*PROVIDED RECORDS*.

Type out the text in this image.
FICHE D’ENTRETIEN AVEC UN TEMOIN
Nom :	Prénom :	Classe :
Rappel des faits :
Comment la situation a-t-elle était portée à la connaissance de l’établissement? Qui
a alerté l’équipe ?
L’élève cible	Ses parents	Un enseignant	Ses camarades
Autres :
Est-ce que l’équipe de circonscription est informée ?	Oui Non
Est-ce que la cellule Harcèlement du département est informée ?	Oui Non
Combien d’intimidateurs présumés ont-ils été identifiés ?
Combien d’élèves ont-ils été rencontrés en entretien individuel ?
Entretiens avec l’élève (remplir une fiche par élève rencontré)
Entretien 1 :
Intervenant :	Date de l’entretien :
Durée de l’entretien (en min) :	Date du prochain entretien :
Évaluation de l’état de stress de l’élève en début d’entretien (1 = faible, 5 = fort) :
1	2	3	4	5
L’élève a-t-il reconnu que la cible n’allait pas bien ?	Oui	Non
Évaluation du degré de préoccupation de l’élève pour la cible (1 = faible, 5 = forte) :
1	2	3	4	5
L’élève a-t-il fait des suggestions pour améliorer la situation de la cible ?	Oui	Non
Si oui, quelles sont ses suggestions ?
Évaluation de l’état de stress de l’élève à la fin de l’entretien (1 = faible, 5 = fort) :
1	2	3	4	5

*THE TASK*. Output each record precisely as given.

*WRITTEN ANSWER*.
Type out the text in this image.
FICHE D’ENTRETIEN AVEC UN TEMOIN
Nom :	Prénom :	Classe :
Rappel des faits :
Comment la situation a-t-elle était portée à la connaissance de l’établissement? Qui
a alerté l’équipe ?
L’élève cible	Ses parents	Un enseignant	Ses camarades
Autres :
Est-ce que l’équipe de circonscription est informée ?	Oui Non
Est-ce que la cellule Harcèlement du département est informée ?	Oui Non
Combien d’intimidateurs présumés ont-ils été identifiés ?
Combien d’élèves ont-ils été rencontrés en entretien individuel ?
Entretiens avec l’élève (remplir une fiche par élève rencontré)
Entretien 1 :
Intervenant :	Date de l’entretien :
Durée de l’entretien (en min) :	Date du prochain entretien :
Évaluation de l’état de stress de l’élève en début d’entretien (1 = faible, 5 = fort) :
1	2	3	4	5
L’élève a-t-il reconnu que la cible n’allait pas bien ?	Oui	Non
Évaluation du degré de préoccupation de l’élève pour la cible (1 = faible, 5 = forte) :
1	2	3	4	5
L’élève a-t-il fait des suggestions pour améliorer la situation de la cible ?	Oui	Non
Si oui, quelles sont ses suggestions ?
Évaluation de l’état de stress de l’élève à la fin de l’entretien (1 = faible, 5 = fort) :
1	2	3	4	5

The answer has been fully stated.